**The request:** Print the listing below in its entirety, character for character.

● ● ● ● ●

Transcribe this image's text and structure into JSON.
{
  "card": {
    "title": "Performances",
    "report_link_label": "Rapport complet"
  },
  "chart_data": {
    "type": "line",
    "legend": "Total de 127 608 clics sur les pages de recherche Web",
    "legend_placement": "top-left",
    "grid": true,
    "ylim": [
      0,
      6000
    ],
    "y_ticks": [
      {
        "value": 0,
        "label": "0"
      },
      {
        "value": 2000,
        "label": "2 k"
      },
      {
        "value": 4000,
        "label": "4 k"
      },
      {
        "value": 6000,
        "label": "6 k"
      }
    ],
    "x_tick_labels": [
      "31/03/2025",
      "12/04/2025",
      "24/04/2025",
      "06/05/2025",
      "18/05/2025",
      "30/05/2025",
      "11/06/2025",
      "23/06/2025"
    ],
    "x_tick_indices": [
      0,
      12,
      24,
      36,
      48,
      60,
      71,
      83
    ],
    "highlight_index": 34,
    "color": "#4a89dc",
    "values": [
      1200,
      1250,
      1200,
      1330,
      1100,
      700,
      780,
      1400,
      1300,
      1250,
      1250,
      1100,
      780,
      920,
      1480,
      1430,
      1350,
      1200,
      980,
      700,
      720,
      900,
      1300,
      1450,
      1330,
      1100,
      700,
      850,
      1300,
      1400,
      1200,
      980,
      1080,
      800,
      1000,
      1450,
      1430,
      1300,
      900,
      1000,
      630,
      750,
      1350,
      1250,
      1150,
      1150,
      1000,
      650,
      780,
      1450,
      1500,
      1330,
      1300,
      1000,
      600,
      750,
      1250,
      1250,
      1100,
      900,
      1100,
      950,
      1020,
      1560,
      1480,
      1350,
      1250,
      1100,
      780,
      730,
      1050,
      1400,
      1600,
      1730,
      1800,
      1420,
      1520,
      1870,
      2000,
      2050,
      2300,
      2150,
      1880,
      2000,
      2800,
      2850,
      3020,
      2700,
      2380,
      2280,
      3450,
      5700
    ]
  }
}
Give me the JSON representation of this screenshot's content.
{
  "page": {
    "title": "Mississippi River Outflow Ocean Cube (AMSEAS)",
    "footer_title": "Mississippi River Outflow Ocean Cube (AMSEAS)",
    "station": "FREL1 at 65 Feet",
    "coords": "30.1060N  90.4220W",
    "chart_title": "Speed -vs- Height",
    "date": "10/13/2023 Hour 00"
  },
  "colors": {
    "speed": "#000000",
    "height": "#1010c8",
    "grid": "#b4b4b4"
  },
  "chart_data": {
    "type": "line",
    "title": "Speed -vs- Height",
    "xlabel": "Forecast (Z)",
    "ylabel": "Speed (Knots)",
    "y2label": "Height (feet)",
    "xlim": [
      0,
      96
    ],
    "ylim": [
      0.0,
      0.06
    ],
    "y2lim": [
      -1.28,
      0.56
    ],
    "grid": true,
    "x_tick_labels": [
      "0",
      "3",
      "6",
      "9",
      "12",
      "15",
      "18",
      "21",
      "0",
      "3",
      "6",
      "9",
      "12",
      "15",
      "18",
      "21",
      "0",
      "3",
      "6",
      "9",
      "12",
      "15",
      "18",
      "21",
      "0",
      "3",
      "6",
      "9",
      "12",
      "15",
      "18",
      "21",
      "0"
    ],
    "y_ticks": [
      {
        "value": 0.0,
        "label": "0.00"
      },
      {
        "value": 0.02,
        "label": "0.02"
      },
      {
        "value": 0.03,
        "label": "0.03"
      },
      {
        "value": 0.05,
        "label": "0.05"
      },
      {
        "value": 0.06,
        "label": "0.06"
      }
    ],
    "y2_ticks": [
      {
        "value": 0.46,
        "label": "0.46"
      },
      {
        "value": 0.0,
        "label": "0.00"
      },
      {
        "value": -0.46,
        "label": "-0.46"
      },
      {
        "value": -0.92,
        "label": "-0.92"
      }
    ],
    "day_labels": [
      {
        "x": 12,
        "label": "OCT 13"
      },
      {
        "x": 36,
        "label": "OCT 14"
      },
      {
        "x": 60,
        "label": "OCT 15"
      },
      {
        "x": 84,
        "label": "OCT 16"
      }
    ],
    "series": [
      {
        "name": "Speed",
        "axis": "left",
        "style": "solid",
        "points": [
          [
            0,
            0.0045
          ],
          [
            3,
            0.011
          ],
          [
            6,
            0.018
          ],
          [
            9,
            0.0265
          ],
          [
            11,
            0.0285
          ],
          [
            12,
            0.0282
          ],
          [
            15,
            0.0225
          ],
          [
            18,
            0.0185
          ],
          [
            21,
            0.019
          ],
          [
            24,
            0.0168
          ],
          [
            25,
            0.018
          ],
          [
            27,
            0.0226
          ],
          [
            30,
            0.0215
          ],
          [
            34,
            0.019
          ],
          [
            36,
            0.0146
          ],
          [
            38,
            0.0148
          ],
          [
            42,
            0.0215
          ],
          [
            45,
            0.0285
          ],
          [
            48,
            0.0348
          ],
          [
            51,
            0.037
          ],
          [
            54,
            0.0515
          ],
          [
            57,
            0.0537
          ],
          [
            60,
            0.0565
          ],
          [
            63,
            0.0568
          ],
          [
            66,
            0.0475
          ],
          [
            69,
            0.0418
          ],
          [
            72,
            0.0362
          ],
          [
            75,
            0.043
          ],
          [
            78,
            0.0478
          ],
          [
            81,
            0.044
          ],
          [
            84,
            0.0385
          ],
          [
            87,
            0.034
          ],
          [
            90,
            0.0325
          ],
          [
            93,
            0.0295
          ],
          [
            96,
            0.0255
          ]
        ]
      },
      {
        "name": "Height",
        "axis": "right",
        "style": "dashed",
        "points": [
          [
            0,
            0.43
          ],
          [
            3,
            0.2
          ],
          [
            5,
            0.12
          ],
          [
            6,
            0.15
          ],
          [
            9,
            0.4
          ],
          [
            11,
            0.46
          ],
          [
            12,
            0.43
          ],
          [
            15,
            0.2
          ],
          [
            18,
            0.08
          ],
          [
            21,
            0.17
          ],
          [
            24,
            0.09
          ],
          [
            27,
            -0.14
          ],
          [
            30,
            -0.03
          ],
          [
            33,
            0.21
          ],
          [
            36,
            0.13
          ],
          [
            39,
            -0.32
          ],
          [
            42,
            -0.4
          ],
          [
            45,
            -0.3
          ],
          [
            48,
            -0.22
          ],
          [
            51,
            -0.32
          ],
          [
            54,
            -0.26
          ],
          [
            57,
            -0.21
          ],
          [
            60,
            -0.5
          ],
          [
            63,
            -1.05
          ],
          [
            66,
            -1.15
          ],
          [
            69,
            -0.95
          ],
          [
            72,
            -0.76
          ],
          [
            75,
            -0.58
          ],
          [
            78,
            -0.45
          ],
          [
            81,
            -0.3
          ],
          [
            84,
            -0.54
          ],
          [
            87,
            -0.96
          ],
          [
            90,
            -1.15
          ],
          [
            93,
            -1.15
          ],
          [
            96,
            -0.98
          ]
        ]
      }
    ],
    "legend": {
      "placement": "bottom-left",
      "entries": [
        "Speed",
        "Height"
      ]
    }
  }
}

● ● ● ● ●

**The reply:**
Transcribe this image's text and structure into JSON.
{
  "card": {
    "title": "Performances",
    "report_link_label": "Rapport complet"
  },
  "chart_data": {
    "type": "line",
    "legend": "Total de 127 608 clics sur les pages de recherche Web",
    "legend_placement": "top-left",
    "grid": true,
    "ylim": [
      0,
      6000
    ],
    "y_ticks": [
      {
        "value": 0,
        "label": "0"
      },
      {
        "value": 2000,
        "label": "2 k"
      },
      {
        "value": 4000,
        "label": "4 k"
      },
      {
        "value": 6000,
        "label": "6 k"
      }
    ],
    "x_tick_labels": [
      "31/03/2025",
      "12/04/2025",
      "24/04/2025",
      "06/05/2025",
      "18/05/2025",
      "30/05/2025",
      "11/06/2025",
      "23/06/2025"
    ],
    "x_tick_indices": [
      0,
      12,
      24,
      36,
      48,
      60,
      71,
      83
    ],
    "highlight_index": 34,
    "color": "#4a89dc",
    "values": [
      1200,
      1250,
      1200,
      1330,
      1100,
      700,
      780,
      1400,
      1300,
      1250,
      1250,
      1100,
      780,
      920,
      1480,
      1430,
      1350,
      1200,
      980,
      700,
      720,
      900,
      1300,
      1450,
      1330,
      1100,
      700,
      850,
      1300,
      1400,
      1200,
      980,
      1080,
      800,
      1000,
      1450,
      1430,
      1300,
      900,
      1000,
      630,
      750,
      1350,
      1250,
      1150,
      1150,
      1000,
      650,
      780,
      1450,
      1500,
      1330,
      1300,
      1000,
      600,
      750,
      1250,
      1250,
      1100,
      900,
      1100,
      950,
      1020,
      1560,
      1480,
      1350,
      1250,
      1100,
      780,
      730,
      1050,
      1400,
      1600,
      1730,
      1800,
      1420,
      1520,
      1870,
      2000,
      2050,
      2300,
      2150,
      1880,
      2000,
      2800,
      2850,
      3020,
      2700,
      2380,
      2280,
      3450,
      5700
    ]
  }
}
Give me the JSON representation of this screenshot's content.
{
  "page": {
    "title": "Mississippi River Outflow Ocean Cube (AMSEAS)",
    "footer_title": "Mississippi River Outflow Ocean Cube (AMSEAS)",
    "station": "FREL1 at 65 Feet",
    "coords": "30.1060N  90.4220W",
    "chart_title": "Speed -vs- Height",
    "date": "10/13/2023 Hour 00"
  },
  "colors": {
    "speed": "#000000",
    "height": "#1010c8",
    "grid": "#b4b4b4"
  },
  "chart_data": {
    "type": "line",
    "title": "Speed -vs- Height",
    "xlabel": "Forecast (Z)",
    "ylabel": "Speed (Knots)",
    "y2label": "Height (feet)",
    "xlim": [
      0,
      96
    ],
    "ylim": [
      0.0,
      0.06
    ],
    "y2lim": [
      -1.28,
      0.56
    ],
    "grid": true,
    "x_tick_labels": [
      "0",
      "3",
      "6",
      "9",
      "12",
      "15",
      "18",
      "21",
      "0",
      "3",
      "6",
      "9",
      "12",
      "15",
      "18",
      "21",
      "0",
      "3",
      "6",
      "9",
      "12",
      "15",
      "18",
      "21",
      "0",
      "3",
      "6",
      "9",
      "12",
      "15",
      "18",
      "21",
      "0"
    ],
    "y_ticks": [
      {
        "value": 0.0,
        "label": "0.00"
      },
      {
        "value": 0.02,
        "label": "0.02"
      },
      {
        "value": 0.03,
        "label": "0.03"
      },
      {
        "value": 0.05,
        "label": "0.05"
      },
      {
        "value": 0.06,
        "label": "0.06"
      }
    ],
    "y2_ticks": [
      {
        "value": 0.46,
        "label": "0.46"
      },
      {
        "value": 0.0,
        "label": "0.00"
      },
      {
        "value": -0.46,
        "label": "-0.46"
      },
      {
        "value": -0.92,
        "label": "-0.92"
      }
    ],
    "day_labels": [
      {
        "x": 12,
        "label": "OCT 13"
      },
      {
        "x": 36,
        "label": "OCT 14"
      },
      {
        "x": 60,
        "label": "OCT 15"
      },
      {
        "x": 84,
        "label": "OCT 16"
      }
    ],
    "series": [
      {
        "name": "Speed",
        "axis": "left",
        "style": "solid",
        "points": [
          [
            0,
            0.0045
          ],
          [
            3,
            0.011
          ],
          [
            6,
            0.018
          ],
          [
            9,
            0.0265
          ],
          [
            11,
            0.0285
          ],
          [
            12,
            0.0282
          ],
          [
            15,
            0.0225
          ],
          [
            18,
            0.0185
          ],
          [
            21,
            0.019
          ],
          [
            24,
            0.0168
          ],
          [
            25,
            0.018
          ],
          [
            27,
            0.0226
          ],
          [
            30,
            0.0215
          ],
          [
            34,
            0.019
          ],
          [
            36,
            0.0146
          ],
          [
            38,
            0.0148
          ],
          [
            42,
            0.0215
          ],
          [
            45,
            0.0285
          ],
          [
            48,
            0.0348
          ],
          [
            51,
            0.037
          ],
          [
            54,
            0.0515
          ],
          [
            57,
            0.0537
          ],
          [
            60,
            0.0565
          ],
          [
            63,
            0.0568
          ],
          [
            66,
            0.0475
          ],
          [
            69,
            0.0418
          ],
          [
            72,
            0.0362
          ],
          [
            75,
            0.043
          ],
          [
            78,
            0.0478
          ],
          [
            81,
            0.044
          ],
          [
            84,
            0.0385
          ],
          [
            87,
            0.034
          ],
          [
            90,
            0.0325
          ],
          [
            93,
            0.0295
          ],
          [
            96,
            0.0255
          ]
        ]
      },
      {
        "name": "Height",
        "axis": "right",
        "style": "dashed",
        "points": [
          [
            0,
            0.43
          ],
          [
            3,
            0.2
          ],
          [
            5,
            0.12
          ],
          [
            6,
            0.15
          ],
          [
            9,
            0.4
          ],
          [
            11,
            0.46
          ],
          [
            12,
            0.43
          ],
          [
            15,
            0.2
          ],
          [
            18,
            0.08
          ],
          [
            21,
            0.17
          ],
          [
            24,
            0.09
          ],
          [
            27,
            -0.14
          ],
          [
            30,
            -0.03
          ],
          [
            33,
            0.21
          ],
          [
            36,
            0.13
          ],
          [
            39,
            -0.32
          ],
          [
            42,
            -0.4
          ],
          [
            45,
            -0.3
          ],
          [
            48,
            -0.22
          ],
          [
            51,
            -0.32
          ],
          [
            54,
            -0.26
          ],
          [
            57,
            -0.21
          ],
          [
            60,
            -0.5
          ],
          [
            63,
            -1.05
          ],
          [
            66,
            -1.15
          ],
          [
            69,
            -0.95
          ],
          [
            72,
            -0.76
          ],
          [
            75,
            -0.58
          ],
          [
            78,
            -0.45
          ],
          [
            81,
            -0.3
          ],
          [
            84,
            -0.54
          ],
          [
            87,
            -0.96
          ],
          [
            90,
            -1.15
          ],
          [
            93,
            -1.15
          ],
          [
            96,
            -0.98
          ]
        ]
      }
    ],
    "legend": {
      "placement": "bottom-left",
      "entries": [
        "Speed",
        "Height"
      ]
    }
  }
}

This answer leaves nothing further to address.